*Short exercise A:*
In the records, copy the lines from the line with "scatter-point — [381, 119, 389, 127]" to the line with "scatter-point — [362, 635, 370, 643]", both included.

Security feature for recording materials description/claims

The invention pertains to a security feature in the form of a luminescent mark for incorporation into recording material and to heat-sensitive recording material into which the security feature of the proposed type has been incorporated.

Recording materials are in an integral part of daily life in society and in the business world. Various solutions for proof-of-authenticity security features have already been proposed in the past for the use of recording materials which must be shown to be authorized for the purpose in question by a specific mark incorporated into the approved stock.

The authenticity of a document can be established passively by inspecting it for the presence of a watermark, for example. In its original meaning, a watermark is understood to be a mark in the paper, which is formed by differences in the thickness of the paper. A distinction is made between genuine watermarks, which are produced by displacing the pulp fibers (so-called line watermarks) or by concentrating the pulp fibers (so-called shadow watermarks) by the use of, for example, a dandy roll in the wire section of the papermaking machine; semi-genuine, so-called “molette” watermarks, which are produced by impressing a mark into the still-wet paper in the pressing section of the paper machine; and finally inauthentic or “pseudo” watermarks, which are usually produced outside the paper machine either by embossing or by printing the finished paper with a colorless lacquer, preferably one which is fluorescent under UV light. In the last-mentioned example of a “pseudo” watermark, of course, the addition of the mark to the paper produces no difference in the thickness of the paper.

In the prior art to be discussed here, DE 690 01 677 T2, for example, proposes the use of a synthetic printing carrier with pseudo-watermarks. The carrier consists of a substrate of plastic, at least one authentication or security symbol, preferably applied by gravure printing to change the opacity of the printing carrier, and at least one printable pigment coating, which covers the mark. The monochrome or polychrome mark should be almost invisible in reflected light but readily visible in transmitted light. The disadvantage of the known printing carrier is that the pseudo-watermark printed on it can be counterfeited relatively easily, which cannot be prevented by applying simple pigment coatings on top of it.

*Short exercise B:*
In the passage on security features for recording materials, how are semi-genuine "molette" watermarks produced?

[Records from a collection]
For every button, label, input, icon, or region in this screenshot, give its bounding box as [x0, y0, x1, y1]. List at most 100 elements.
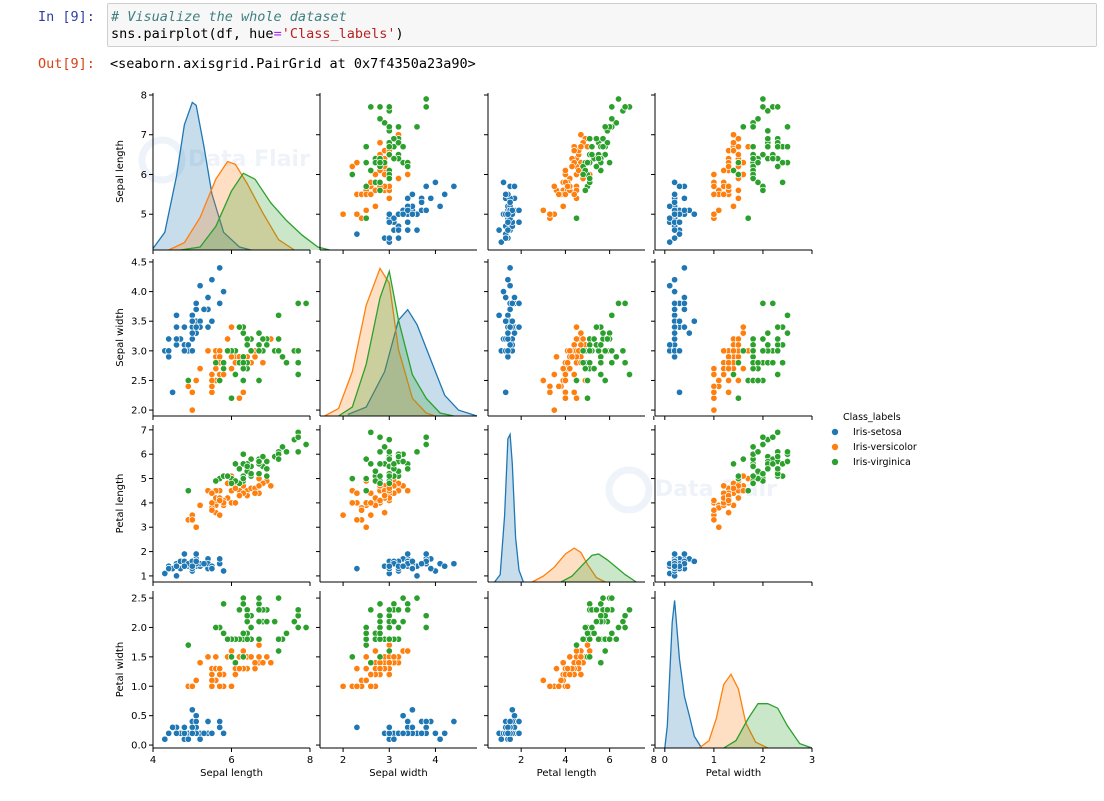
scatter-point — [381, 119, 389, 127]
scatter-point — [572, 335, 581, 343]
scatter-point — [348, 170, 356, 179]
scatter-point — [710, 365, 718, 373]
scatter-point — [764, 143, 772, 151]
scatter-point — [710, 182, 718, 190]
scatter-point — [404, 465, 412, 473]
scatter-point — [515, 323, 523, 331]
scatter-point — [235, 492, 243, 500]
scatter-point — [404, 194, 412, 202]
scatter-point — [749, 174, 757, 183]
y-tick-label: 3 — [141, 523, 147, 534]
scatter-point — [774, 162, 782, 171]
scatter-point — [675, 347, 684, 355]
scatter-point — [671, 234, 679, 242]
scatter-point — [376, 618, 384, 626]
y-tick-label: 8 — [141, 90, 147, 101]
scatter-point — [239, 365, 247, 373]
scatter-point — [608, 103, 616, 111]
scatter-point — [390, 460, 398, 468]
scatter-point — [729, 131, 738, 139]
scatter-point — [572, 323, 581, 331]
scatter-point — [749, 123, 757, 131]
scatter-point — [255, 606, 263, 614]
code-cell-input[interactable]: # Visualize the whole dataset sns.pairpl… — [107, 3, 1097, 47]
scatter-point — [362, 635, 370, 643]
scatter-point — [255, 618, 263, 626]
scatter-point — [779, 178, 787, 186]
scatter-point — [169, 388, 177, 396]
scatter-point — [566, 365, 574, 373]
scatter-point — [390, 600, 398, 608]
scatter-point — [561, 376, 569, 385]
scatter-point — [362, 653, 370, 661]
scatter-point — [278, 443, 287, 451]
scatter-point — [671, 178, 679, 186]
scatter-point — [715, 523, 723, 531]
scatter-point — [381, 492, 389, 500]
y-tick-label: 5 — [141, 474, 147, 485]
scatter-point — [282, 359, 291, 367]
scatter-point — [224, 635, 232, 643]
scatter-point — [579, 170, 587, 179]
y-tick-label: 6 — [141, 450, 147, 461]
scatter-point — [759, 299, 767, 307]
scatter-point — [239, 353, 247, 361]
scatter-point — [422, 612, 430, 620]
scatter-point — [561, 166, 569, 175]
scatter-point — [394, 123, 403, 131]
scatter-point — [339, 210, 347, 218]
scatter-point — [621, 103, 629, 111]
scatter-point — [220, 600, 228, 608]
scatter-point — [754, 448, 762, 456]
scatter-point — [759, 95, 767, 103]
scatter-point — [208, 682, 216, 690]
scatter-point — [675, 230, 684, 238]
scatter-point — [394, 139, 403, 147]
scatter-point — [749, 472, 757, 480]
scatter-point — [399, 143, 407, 151]
legend-marker — [831, 428, 839, 436]
scatter-point — [710, 406, 718, 414]
scatter-point — [710, 210, 718, 218]
scatter-point — [385, 455, 393, 463]
scatter-point — [597, 600, 605, 608]
scatter-point — [749, 443, 757, 451]
scatter-point — [597, 612, 605, 620]
scatter-point — [572, 394, 581, 402]
scatter-point — [255, 347, 263, 355]
scatter-point — [734, 341, 742, 349]
kde-line-iris-virginica — [723, 703, 813, 749]
scatter-point — [754, 159, 762, 167]
scatter-point — [227, 365, 236, 373]
scatter-point — [579, 347, 587, 355]
scatter-point — [385, 562, 393, 570]
scatter-point — [294, 347, 302, 355]
scatter-point — [583, 159, 592, 167]
scatter-point — [601, 647, 609, 655]
scatter-point — [220, 359, 228, 367]
scatter-point — [376, 635, 384, 643]
scatter-point — [376, 115, 384, 123]
scatter-point — [216, 682, 224, 690]
scatter-point — [515, 717, 523, 726]
scatter-point — [625, 370, 634, 379]
y-tick-label: 3.5 — [131, 317, 147, 328]
scatter-point — [515, 729, 523, 737]
scatter-point — [255, 457, 263, 466]
scatter-point — [749, 479, 757, 487]
scatter-point — [390, 214, 398, 222]
scatter-point — [243, 635, 251, 643]
scatter-point — [671, 190, 679, 198]
scatter-point — [192, 376, 200, 385]
scatter-point — [552, 665, 561, 673]
scatter-point — [385, 234, 393, 242]
scatter-point — [204, 717, 212, 726]
scatter-point — [362, 475, 370, 483]
scatter-point — [247, 455, 255, 463]
scatter-point — [196, 282, 204, 290]
y-axis-label: Petal length — [115, 474, 126, 534]
scatter-point — [212, 653, 220, 661]
scatter-point — [371, 647, 379, 655]
scatter-point — [404, 162, 412, 171]
scatter-point — [734, 353, 742, 361]
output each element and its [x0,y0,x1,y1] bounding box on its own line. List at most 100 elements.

*Complete output A:*
scatter-point — [381, 119, 389, 127]
scatter-point — [572, 335, 581, 343]
scatter-point — [348, 170, 356, 179]
scatter-point — [710, 365, 718, 373]
scatter-point — [764, 143, 772, 151]
scatter-point — [710, 182, 718, 190]
scatter-point — [404, 465, 412, 473]
scatter-point — [515, 323, 523, 331]
scatter-point — [235, 492, 243, 500]
scatter-point — [404, 194, 412, 202]
scatter-point — [749, 174, 757, 183]
y-tick-label: 3 — [141, 523, 147, 534]
scatter-point — [774, 162, 782, 171]
scatter-point — [675, 347, 684, 355]
scatter-point — [671, 234, 679, 242]
scatter-point — [376, 618, 384, 626]
y-tick-label: 8 — [141, 90, 147, 101]
scatter-point — [239, 365, 247, 373]
scatter-point — [608, 103, 616, 111]
scatter-point — [390, 460, 398, 468]
scatter-point — [729, 131, 738, 139]
scatter-point — [572, 323, 581, 331]
scatter-point — [749, 123, 757, 131]
scatter-point — [255, 606, 263, 614]
code-cell-input[interactable]: # Visualize the whole dataset sns.pairpl… — [107, 3, 1097, 47]
scatter-point — [362, 635, 370, 643]

*Complete output B:*
They are produced by impressing a mark into the still-wet paper in the pressing section of the paper machine.